═════ Data provided
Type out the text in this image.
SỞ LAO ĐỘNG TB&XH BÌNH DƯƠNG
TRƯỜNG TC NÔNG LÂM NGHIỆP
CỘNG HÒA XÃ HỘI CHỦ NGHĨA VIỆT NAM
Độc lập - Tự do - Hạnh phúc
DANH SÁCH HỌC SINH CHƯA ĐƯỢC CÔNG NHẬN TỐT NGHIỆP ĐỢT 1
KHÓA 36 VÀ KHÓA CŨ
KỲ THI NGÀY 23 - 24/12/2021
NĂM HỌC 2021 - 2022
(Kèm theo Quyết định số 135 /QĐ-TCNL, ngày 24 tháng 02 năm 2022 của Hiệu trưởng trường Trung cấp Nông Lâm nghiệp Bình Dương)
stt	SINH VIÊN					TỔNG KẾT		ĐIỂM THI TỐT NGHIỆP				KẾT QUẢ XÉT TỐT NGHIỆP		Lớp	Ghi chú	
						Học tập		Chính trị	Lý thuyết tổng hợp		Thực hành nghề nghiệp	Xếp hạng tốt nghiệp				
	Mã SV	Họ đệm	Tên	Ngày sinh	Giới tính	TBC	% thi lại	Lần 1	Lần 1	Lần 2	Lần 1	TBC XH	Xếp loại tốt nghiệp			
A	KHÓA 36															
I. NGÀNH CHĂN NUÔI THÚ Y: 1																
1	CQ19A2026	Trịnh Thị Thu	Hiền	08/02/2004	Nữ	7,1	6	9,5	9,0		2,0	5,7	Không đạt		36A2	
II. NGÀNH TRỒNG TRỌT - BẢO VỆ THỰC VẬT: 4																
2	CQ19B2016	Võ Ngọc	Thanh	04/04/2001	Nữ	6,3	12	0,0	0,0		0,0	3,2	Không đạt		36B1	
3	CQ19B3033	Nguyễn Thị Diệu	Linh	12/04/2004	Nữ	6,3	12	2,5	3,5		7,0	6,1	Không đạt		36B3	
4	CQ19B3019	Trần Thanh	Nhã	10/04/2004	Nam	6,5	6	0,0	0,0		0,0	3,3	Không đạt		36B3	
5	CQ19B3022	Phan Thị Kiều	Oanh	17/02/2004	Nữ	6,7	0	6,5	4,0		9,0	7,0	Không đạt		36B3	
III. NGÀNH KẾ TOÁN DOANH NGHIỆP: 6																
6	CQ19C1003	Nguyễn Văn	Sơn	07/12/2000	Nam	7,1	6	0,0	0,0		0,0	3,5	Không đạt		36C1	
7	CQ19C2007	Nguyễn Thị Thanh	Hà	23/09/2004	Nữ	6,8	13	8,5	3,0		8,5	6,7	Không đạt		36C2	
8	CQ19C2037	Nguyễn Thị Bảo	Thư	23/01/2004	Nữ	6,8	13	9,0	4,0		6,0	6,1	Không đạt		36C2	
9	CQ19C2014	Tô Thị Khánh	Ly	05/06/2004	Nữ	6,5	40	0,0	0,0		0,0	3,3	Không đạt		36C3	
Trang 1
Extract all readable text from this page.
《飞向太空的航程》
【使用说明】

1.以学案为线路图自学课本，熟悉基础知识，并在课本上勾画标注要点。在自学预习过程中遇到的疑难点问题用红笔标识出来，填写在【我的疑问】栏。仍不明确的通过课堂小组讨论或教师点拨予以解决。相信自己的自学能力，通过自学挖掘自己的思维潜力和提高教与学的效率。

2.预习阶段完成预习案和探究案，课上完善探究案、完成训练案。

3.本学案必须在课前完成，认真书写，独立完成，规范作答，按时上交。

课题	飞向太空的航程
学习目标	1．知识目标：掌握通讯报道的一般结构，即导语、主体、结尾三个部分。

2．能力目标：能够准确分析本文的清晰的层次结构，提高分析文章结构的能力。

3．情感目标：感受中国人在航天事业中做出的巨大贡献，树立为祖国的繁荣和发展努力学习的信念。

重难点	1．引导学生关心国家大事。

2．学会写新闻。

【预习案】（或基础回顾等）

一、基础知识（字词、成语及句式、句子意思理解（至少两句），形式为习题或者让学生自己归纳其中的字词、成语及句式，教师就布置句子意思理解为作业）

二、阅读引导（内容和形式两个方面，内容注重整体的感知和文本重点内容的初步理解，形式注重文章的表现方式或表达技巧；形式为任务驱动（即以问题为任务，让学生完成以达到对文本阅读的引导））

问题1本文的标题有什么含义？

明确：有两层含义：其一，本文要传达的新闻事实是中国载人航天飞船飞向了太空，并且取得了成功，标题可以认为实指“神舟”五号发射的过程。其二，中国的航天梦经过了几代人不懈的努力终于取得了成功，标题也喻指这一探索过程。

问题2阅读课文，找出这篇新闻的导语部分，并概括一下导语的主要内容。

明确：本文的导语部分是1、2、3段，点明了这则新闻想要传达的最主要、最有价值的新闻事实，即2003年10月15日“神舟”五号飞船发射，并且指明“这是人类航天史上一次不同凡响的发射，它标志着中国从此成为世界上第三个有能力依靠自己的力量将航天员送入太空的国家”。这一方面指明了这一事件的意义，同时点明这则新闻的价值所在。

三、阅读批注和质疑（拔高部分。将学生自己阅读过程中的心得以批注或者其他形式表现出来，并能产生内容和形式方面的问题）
══════════
Given task
Go through the records and pull out each line that includes the word "NGÀNH".

Answer to the problem
I. NGÀNH CHĂN NUÔI THÚ Y: 1																
II. NGÀNH TRỒNG TRỌT - BẢO VỆ THỰC VẬT: 4																
III. NGÀNH KẾ TOÁN DOANH NGHIỆP: 6																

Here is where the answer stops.